— START OF Exercise materials —
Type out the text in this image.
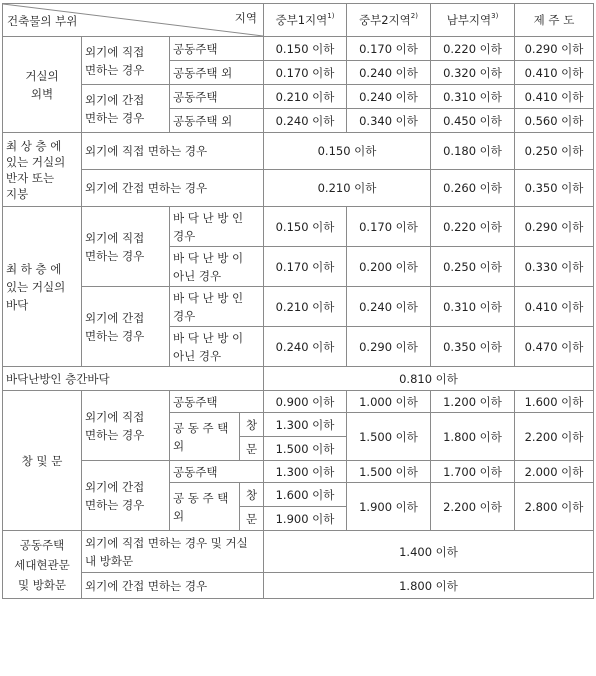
지역
건축물의 부위				중부1지역$^{1)}$	중부2지역$^{2)}$	남부지역$^{3)}$	제 주 도
거실의 외벽	외기에 직접 면하는 경우	공동주택		0.150 이하	0.170 이하	0.220 이하	0.290 이하
		공동주택 외		0.170 이하	0.240 이하	0.320 이하	0.410 이하
	외기에 간접 면하는 경우	공동주택		0.210 이하	0.240 이하	0.310 이하	0.410 이하
		공동주택 외		0.240 이하	0.340 이하	0.450 이하	0.560 이하
최 상 층 에 있는 거실의 반자 또는 지붕	외기에 직접 면하는 경우			0.150 이하		0.180 이하	0.250 이하
	외기에 간접 면하는 경우			0.210 이하		0.260 이하	0.350 이하
최 하 층 에 있는 거실의 바닥	외기에 직접 면하는 경우	바 닥 난 방 인 경우		0.150 이하	0.170 이하	0.220 이하	0.290 이하
		바 닥 난 방 이 아닌 경우		0.170 이하	0.200 이하	0.250 이하	0.330 이하
	외기에 간접 면하는 경우	바 닥 난 방 인 경우		0.210 이하	0.240 이하	0.310 이하	0.410 이하
		바 닥 난 방 이 아닌 경우		0.240 이하	0.290 이하	0.350 이하	0.470 이하
바닥난방인 층간바닥				0.810 이하			
창 및 문	외기에 직접 면하는 경우	공동주택		0.900 이하	1.000 이하	1.200 이하	1.600 이하
		공 동 주 택 외	창	1.300 이하	1.500 이하	1.800 이하	2.200 이하
			문	1.500 이하			
	외기에 간접 면하는 경우	공동주택		1.300 이하	1.500 이하	1.700 이하	2.000 이하
		공 동 주 택 외	창	1.600 이하	1.900 이하	2.200 이하	2.800 이하
			문	1.900 이하			

공동주택
세대현관문
및 방화문	외기에 직접 면하는 경우 및 거실 내 방화문			1.400 이하			
	외기에 간접 면하는 경우			1.800 이하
— END OF Exercise materials —
• Request: Repeat the data exactly in full, omitting its pictures.

• Task response:
Type out the text in this image.
지역
건축물의 부위				중부1지역$^{1)}$	중부2지역$^{2)}$	남부지역$^{3)}$	제 주 도
거실의 외벽	외기에 직접 면하는 경우	공동주택		0.150 이하	0.170 이하	0.220 이하	0.290 이하
		공동주택 외		0.170 이하	0.240 이하	0.320 이하	0.410 이하
	외기에 간접 면하는 경우	공동주택		0.210 이하	0.240 이하	0.310 이하	0.410 이하
		공동주택 외		0.240 이하	0.340 이하	0.450 이하	0.560 이하
최 상 층 에 있는 거실의 반자 또는 지붕	외기에 직접 면하는 경우			0.150 이하		0.180 이하	0.250 이하
	외기에 간접 면하는 경우			0.210 이하		0.260 이하	0.350 이하
최 하 층 에 있는 거실의 바닥	외기에 직접 면하는 경우	바 닥 난 방 인 경우		0.150 이하	0.170 이하	0.220 이하	0.290 이하
		바 닥 난 방 이 아닌 경우		0.170 이하	0.200 이하	0.250 이하	0.330 이하
	외기에 간접 면하는 경우	바 닥 난 방 인 경우		0.210 이하	0.240 이하	0.310 이하	0.410 이하
		바 닥 난 방 이 아닌 경우		0.240 이하	0.290 이하	0.350 이하	0.470 이하
바닥난방인 층간바닥				0.810 이하			
창 및 문	외기에 직접 면하는 경우	공동주택		0.900 이하	1.000 이하	1.200 이하	1.600 이하
		공 동 주 택 외	창	1.300 이하	1.500 이하	1.800 이하	2.200 이하
			문	1.500 이하			
	외기에 간접 면하는 경우	공동주택		1.300 이하	1.500 이하	1.700 이하	2.000 이하
		공 동 주 택 외	창	1.600 이하	1.900 이하	2.200 이하	2.800 이하
			문	1.900 이하			

공동주택
세대현관문
및 방화문	외기에 직접 면하는 경우 및 거실 내 방화문			1.400 이하			
	외기에 간접 면하는 경우			1.800 이하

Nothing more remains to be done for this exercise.